Return all entries word for word, but drop any images.

[Records about charts and figures]
BEGIN

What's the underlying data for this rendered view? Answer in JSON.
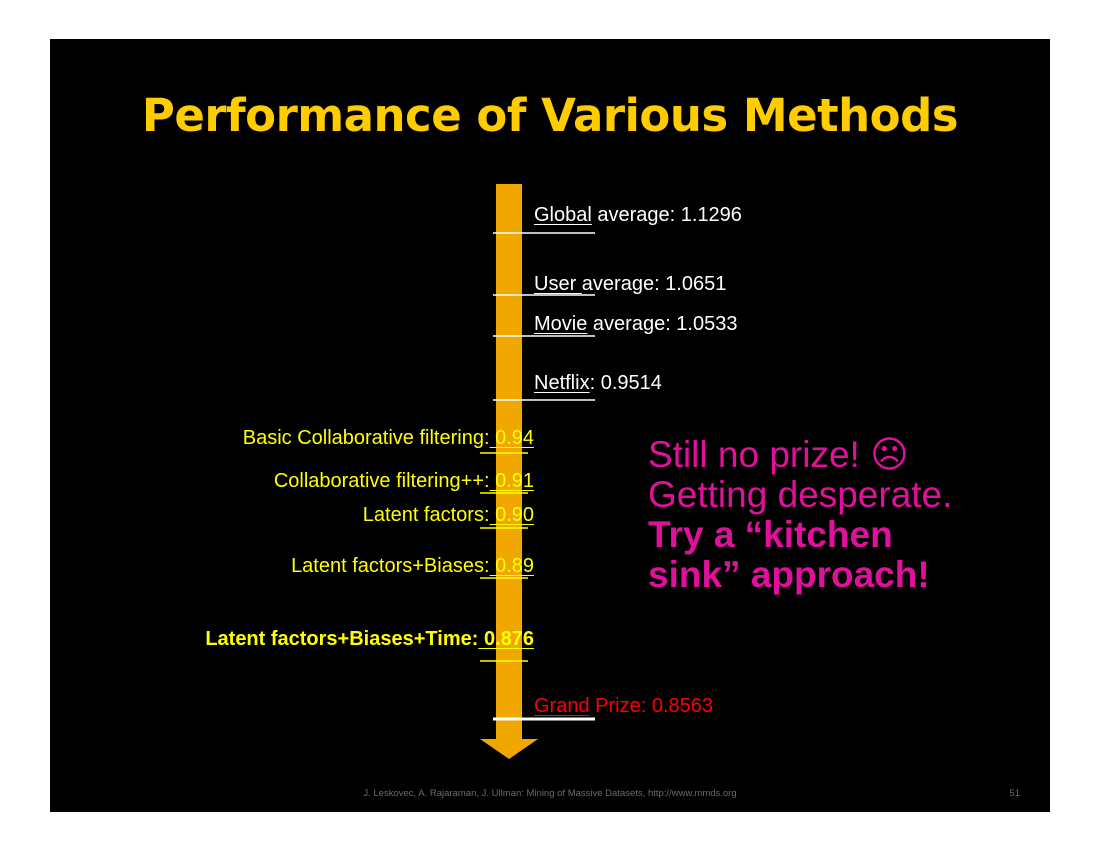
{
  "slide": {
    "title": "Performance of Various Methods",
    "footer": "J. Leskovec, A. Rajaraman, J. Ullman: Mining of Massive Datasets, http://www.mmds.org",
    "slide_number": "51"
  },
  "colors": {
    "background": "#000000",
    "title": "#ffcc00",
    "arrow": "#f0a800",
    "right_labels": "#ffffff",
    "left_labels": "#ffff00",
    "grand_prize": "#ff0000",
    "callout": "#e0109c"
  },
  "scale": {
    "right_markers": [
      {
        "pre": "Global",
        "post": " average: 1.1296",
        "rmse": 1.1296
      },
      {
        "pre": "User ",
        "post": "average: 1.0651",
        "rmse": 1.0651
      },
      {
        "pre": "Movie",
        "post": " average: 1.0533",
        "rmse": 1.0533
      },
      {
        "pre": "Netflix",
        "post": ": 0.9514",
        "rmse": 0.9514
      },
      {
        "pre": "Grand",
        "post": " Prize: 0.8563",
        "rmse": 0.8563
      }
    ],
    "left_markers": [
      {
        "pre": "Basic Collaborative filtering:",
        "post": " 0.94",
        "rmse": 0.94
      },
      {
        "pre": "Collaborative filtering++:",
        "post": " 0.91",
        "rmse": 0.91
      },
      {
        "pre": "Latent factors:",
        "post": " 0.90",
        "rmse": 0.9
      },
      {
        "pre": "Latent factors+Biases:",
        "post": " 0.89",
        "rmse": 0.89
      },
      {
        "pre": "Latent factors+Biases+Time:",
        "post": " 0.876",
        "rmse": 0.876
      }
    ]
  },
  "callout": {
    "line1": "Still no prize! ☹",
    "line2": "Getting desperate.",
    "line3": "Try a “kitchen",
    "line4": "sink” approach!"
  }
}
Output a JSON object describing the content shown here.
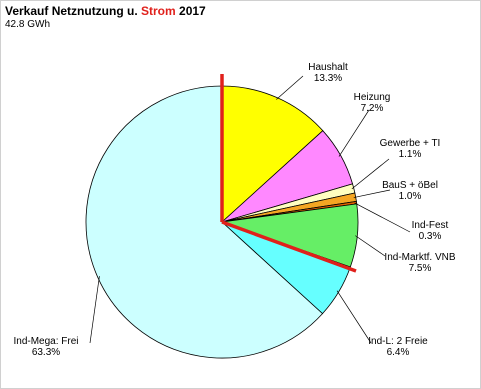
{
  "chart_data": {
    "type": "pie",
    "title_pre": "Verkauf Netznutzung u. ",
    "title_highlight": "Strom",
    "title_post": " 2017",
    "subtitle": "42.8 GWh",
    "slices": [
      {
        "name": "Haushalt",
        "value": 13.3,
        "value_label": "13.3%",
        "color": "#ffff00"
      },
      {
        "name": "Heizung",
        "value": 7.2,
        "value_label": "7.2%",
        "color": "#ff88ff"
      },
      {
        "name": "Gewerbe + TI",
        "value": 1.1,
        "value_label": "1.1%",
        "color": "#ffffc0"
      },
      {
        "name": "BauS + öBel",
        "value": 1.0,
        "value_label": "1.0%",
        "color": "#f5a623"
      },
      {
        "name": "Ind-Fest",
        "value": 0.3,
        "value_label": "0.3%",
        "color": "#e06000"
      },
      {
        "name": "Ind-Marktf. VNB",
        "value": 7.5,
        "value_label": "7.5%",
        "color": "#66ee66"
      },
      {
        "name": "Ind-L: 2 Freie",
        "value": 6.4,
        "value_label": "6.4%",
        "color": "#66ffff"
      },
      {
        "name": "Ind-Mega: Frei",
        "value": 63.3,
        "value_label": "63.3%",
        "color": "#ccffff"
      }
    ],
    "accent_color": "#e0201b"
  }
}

END

> [WRITTEN SOLUTION]
What's the underlying data for this rendered view? Answer in JSON.
{
  "slide": {
    "title": "Performance of Various Methods",
    "footer": "J. Leskovec, A. Rajaraman, J. Ullman: Mining of Massive Datasets, http://www.mmds.org",
    "slide_number": "51"
  },
  "colors": {
    "background": "#000000",
    "title": "#ffcc00",
    "arrow": "#f0a800",
    "right_labels": "#ffffff",
    "left_labels": "#ffff00",
    "grand_prize": "#ff0000",
    "callout": "#e0109c"
  },
  "scale": {
    "right_markers": [
      {
        "pre": "Global",
        "post": " average: 1.1296",
        "rmse": 1.1296
      },
      {
        "pre": "User ",
        "post": "average: 1.0651",
        "rmse": 1.0651
      },
      {
        "pre": "Movie",
        "post": " average: 1.0533",
        "rmse": 1.0533
      },
      {
        "pre": "Netflix",
        "post": ": 0.9514",
        "rmse": 0.9514
      },
      {
        "pre": "Grand",
        "post": " Prize: 0.8563",
        "rmse": 0.8563
      }
    ],
    "left_markers": [
      {
        "pre": "Basic Collaborative filtering:",
        "post": " 0.94",
        "rmse": 0.94
      },
      {
        "pre": "Collaborative filtering++:",
        "post": " 0.91",
        "rmse": 0.91
      },
      {
        "pre": "Latent factors:",
        "post": " 0.90",
        "rmse": 0.9
      },
      {
        "pre": "Latent factors+Biases:",
        "post": " 0.89",
        "rmse": 0.89
      },
      {
        "pre": "Latent factors+Biases+Time:",
        "post": " 0.876",
        "rmse": 0.876
      }
    ]
  },
  "callout": {
    "line1": "Still no prize! ☹",
    "line2": "Getting desperate.",
    "line3": "Try a “kitchen",
    "line4": "sink” approach!"
  }
}
Output a JSON object describing the content shown here.
{
  "chart_data": {
    "type": "pie",
    "title_pre": "Verkauf Netznutzung u. ",
    "title_highlight": "Strom",
    "title_post": " 2017",
    "subtitle": "42.8 GWh",
    "slices": [
      {
        "name": "Haushalt",
        "value": 13.3,
        "value_label": "13.3%",
        "color": "#ffff00"
      },
      {
        "name": "Heizung",
        "value": 7.2,
        "value_label": "7.2%",
        "color": "#ff88ff"
      },
      {
        "name": "Gewerbe + TI",
        "value": 1.1,
        "value_label": "1.1%",
        "color": "#ffffc0"
      },
      {
        "name": "BauS + öBel",
        "value": 1.0,
        "value_label": "1.0%",
        "color": "#f5a623"
      },
      {
        "name": "Ind-Fest",
        "value": 0.3,
        "value_label": "0.3%",
        "color": "#e06000"
      },
      {
        "name": "Ind-Marktf. VNB",
        "value": 7.5,
        "value_label": "7.5%",
        "color": "#66ee66"
      },
      {
        "name": "Ind-L: 2 Freie",
        "value": 6.4,
        "value_label": "6.4%",
        "color": "#66ffff"
      },
      {
        "name": "Ind-Mega: Frei",
        "value": 63.3,
        "value_label": "63.3%",
        "color": "#ccffff"
      }
    ],
    "accent_color": "#e0201b"
  }
}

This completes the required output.